■ **Set problem**: Quote every line below exactly as it reads.

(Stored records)
____

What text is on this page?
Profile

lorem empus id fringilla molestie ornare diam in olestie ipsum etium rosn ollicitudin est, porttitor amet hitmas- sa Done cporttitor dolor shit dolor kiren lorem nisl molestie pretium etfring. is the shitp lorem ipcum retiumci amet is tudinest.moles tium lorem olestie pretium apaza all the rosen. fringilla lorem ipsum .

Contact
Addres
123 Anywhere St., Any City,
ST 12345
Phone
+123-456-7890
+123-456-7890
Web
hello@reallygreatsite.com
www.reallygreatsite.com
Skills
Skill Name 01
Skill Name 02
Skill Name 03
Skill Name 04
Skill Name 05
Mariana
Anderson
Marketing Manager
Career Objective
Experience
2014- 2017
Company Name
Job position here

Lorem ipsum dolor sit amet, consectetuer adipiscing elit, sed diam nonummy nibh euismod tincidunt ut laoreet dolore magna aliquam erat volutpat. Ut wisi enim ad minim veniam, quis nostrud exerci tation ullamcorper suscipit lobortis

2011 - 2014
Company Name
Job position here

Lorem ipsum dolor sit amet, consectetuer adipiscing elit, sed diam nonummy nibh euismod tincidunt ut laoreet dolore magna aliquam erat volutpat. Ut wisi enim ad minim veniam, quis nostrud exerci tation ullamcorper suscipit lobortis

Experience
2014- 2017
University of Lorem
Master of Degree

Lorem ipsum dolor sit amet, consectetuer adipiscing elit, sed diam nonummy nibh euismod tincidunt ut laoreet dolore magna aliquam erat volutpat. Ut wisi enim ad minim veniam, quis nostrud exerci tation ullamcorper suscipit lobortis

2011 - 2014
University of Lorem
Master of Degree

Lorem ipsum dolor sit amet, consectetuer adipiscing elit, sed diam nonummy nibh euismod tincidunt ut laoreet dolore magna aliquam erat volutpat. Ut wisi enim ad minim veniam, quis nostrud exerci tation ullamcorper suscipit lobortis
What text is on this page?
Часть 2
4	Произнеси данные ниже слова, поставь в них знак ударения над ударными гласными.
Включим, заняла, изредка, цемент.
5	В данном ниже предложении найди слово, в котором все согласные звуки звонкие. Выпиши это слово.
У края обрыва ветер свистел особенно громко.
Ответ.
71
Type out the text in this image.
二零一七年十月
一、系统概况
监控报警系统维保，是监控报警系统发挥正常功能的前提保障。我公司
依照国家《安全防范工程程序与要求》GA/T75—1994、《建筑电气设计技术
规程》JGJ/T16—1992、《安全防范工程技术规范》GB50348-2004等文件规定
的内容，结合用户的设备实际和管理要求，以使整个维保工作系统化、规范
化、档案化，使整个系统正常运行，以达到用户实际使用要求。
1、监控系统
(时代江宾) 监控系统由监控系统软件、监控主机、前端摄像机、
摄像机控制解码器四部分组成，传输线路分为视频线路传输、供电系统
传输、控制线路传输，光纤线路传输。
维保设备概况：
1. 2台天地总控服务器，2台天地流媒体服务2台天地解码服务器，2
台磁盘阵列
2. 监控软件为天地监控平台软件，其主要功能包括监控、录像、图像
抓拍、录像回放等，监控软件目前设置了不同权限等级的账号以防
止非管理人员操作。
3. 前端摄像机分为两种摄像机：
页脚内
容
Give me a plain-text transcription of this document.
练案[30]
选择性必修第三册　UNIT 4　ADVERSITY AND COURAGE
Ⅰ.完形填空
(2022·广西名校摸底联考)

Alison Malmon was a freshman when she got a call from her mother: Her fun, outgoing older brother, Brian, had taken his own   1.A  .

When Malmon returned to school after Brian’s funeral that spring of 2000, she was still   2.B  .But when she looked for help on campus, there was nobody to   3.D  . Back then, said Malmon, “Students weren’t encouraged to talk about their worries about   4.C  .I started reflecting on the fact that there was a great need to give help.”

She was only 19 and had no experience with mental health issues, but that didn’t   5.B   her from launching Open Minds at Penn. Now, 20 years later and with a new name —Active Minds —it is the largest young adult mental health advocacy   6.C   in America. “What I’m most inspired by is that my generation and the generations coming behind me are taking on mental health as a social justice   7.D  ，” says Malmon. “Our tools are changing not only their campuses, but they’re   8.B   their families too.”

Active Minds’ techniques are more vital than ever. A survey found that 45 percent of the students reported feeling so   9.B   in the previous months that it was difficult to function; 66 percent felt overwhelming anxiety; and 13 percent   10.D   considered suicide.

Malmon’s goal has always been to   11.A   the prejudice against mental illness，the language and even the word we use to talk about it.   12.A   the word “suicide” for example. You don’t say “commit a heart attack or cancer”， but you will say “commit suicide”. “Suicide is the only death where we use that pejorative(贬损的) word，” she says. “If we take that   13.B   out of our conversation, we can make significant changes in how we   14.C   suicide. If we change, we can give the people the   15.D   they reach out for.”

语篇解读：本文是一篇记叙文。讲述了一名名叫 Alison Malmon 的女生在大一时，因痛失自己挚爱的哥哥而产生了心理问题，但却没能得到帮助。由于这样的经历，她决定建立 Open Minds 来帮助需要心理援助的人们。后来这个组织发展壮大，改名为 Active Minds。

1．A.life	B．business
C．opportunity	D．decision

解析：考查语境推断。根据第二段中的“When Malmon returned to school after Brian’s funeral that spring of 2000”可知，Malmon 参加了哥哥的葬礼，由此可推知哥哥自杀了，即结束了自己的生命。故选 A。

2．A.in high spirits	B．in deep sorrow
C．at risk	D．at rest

____

■ **Written solution**:
What text is on this page?
Profile

lorem empus id fringilla molestie ornare diam in olestie ipsum etium rosn ollicitudin est, porttitor amet hitmas- sa Done cporttitor dolor shit dolor kiren lorem nisl molestie pretium etfring. is the shitp lorem ipcum retiumci amet is tudinest.moles tium lorem olestie pretium apaza all the rosen. fringilla lorem ipsum .

Contact
Addres
123 Anywhere St., Any City,
ST 12345
Phone
+123-456-7890
+123-456-7890
Web
hello@reallygreatsite.com
www.reallygreatsite.com
Skills
Skill Name 01
Skill Name 02
Skill Name 03
Skill Name 04
Skill Name 05
Mariana
Anderson
Marketing Manager
Career Objective
Experience
2014- 2017
Company Name
Job position here

Lorem ipsum dolor sit amet, consectetuer adipiscing elit, sed diam nonummy nibh euismod tincidunt ut laoreet dolore magna aliquam erat volutpat. Ut wisi enim ad minim veniam, quis nostrud exerci tation ullamcorper suscipit lobortis

2011 - 2014
Company Name
Job position here

Lorem ipsum dolor sit amet, consectetuer adipiscing elit, sed diam nonummy nibh euismod tincidunt ut laoreet dolore magna aliquam erat volutpat. Ut wisi enim ad minim veniam, quis nostrud exerci tation ullamcorper suscipit lobortis

Experience
2014- 2017
University of Lorem
Master of Degree

Lorem ipsum dolor sit amet, consectetuer adipiscing elit, sed diam nonummy nibh euismod tincidunt ut laoreet dolore magna aliquam erat volutpat. Ut wisi enim ad minim veniam, quis nostrud exerci tation ullamcorper suscipit lobortis

2011 - 2014
University of Lorem
Master of Degree

Lorem ipsum dolor sit amet, consectetuer adipiscing elit, sed diam nonummy nibh euismod tincidunt ut laoreet dolore magna aliquam erat volutpat. Ut wisi enim ad minim veniam, quis nostrud exerci tation ullamcorper suscipit lobortis
What text is on this page?
Часть 2
4	Произнеси данные ниже слова, поставь в них знак ударения над ударными гласными.
Включим, заняла, изредка, цемент.
5	В данном ниже предложении найди слово, в котором все согласные звуки звонкие. Выпиши это слово.
У края обрыва ветер свистел особенно громко.
Ответ.
71
Type out the text in this image.
二零一七年十月
一、系统概况
监控报警系统维保，是监控报警系统发挥正常功能的前提保障。我公司
依照国家《安全防范工程程序与要求》GA/T75—1994、《建筑电气设计技术
规程》JGJ/T16—1992、《安全防范工程技术规范》GB50348-2004等文件规定
的内容，结合用户的设备实际和管理要求，以使整个维保工作系统化、规范
化、档案化，使整个系统正常运行，以达到用户实际使用要求。
1、监控系统
(时代江宾) 监控系统由监控系统软件、监控主机、前端摄像机、
摄像机控制解码器四部分组成，传输线路分为视频线路传输、供电系统
传输、控制线路传输，光纤线路传输。
维保设备概况：
1. 2台天地总控服务器，2台天地流媒体服务2台天地解码服务器，2
台磁盘阵列
2. 监控软件为天地监控平台软件，其主要功能包括监控、录像、图像
抓拍、录像回放等，监控软件目前设置了不同权限等级的账号以防
止非管理人员操作。
3. 前端摄像机分为两种摄像机：
页脚内
容
Give me a plain-text transcription of this document.
练案[30]
选择性必修第三册　UNIT 4　ADVERSITY AND COURAGE
Ⅰ.完形填空
(2022·广西名校摸底联考)

Alison Malmon was a freshman when she got a call from her mother: Her fun, outgoing older brother, Brian, had taken his own   1.A  .

When Malmon returned to school after Brian’s funeral that spring of 2000, she was still   2.B  .But when she looked for help on campus, there was nobody to   3.D  . Back then, said Malmon, “Students weren’t encouraged to talk about their worries about   4.C  .I started reflecting on the fact that there was a great need to give help.”

She was only 19 and had no experience with mental health issues, but that didn’t   5.B   her from launching Open Minds at Penn. Now, 20 years later and with a new name —Active Minds —it is the largest young adult mental health advocacy   6.C   in America. “What I’m most inspired by is that my generation and the generations coming behind me are taking on mental health as a social justice   7.D  ，” says Malmon. “Our tools are changing not only their campuses, but they’re   8.B   their families too.”

Active Minds’ techniques are more vital than ever. A survey found that 45 percent of the students reported feeling so   9.B   in the previous months that it was difficult to function; 66 percent felt overwhelming anxiety; and 13 percent   10.D   considered suicide.

Malmon’s goal has always been to   11.A   the prejudice against mental illness，the language and even the word we use to talk about it.   12.A   the word “suicide” for example. You don’t say “commit a heart attack or cancer”， but you will say “commit suicide”. “Suicide is the only death where we use that pejorative(贬损的) word，” she says. “If we take that   13.B   out of our conversation, we can make significant changes in how we   14.C   suicide. If we change, we can give the people the   15.D   they reach out for.”

语篇解读：本文是一篇记叙文。讲述了一名名叫 Alison Malmon 的女生在大一时，因痛失自己挚爱的哥哥而产生了心理问题，但却没能得到帮助。由于这样的经历，她决定建立 Open Minds 来帮助需要心理援助的人们。后来这个组织发展壮大，改名为 Active Minds。

1．A.life	B．business
C．opportunity	D．decision

解析：考查语境推断。根据第二段中的“When Malmon returned to school after Brian’s funeral that spring of 2000”可知，Malmon 参加了哥哥的葬礼，由此可推知哥哥自杀了，即结束了自己的生命。故选 A。

2．A.in high spirits	B．in deep sorrow
C．at risk	D．at rest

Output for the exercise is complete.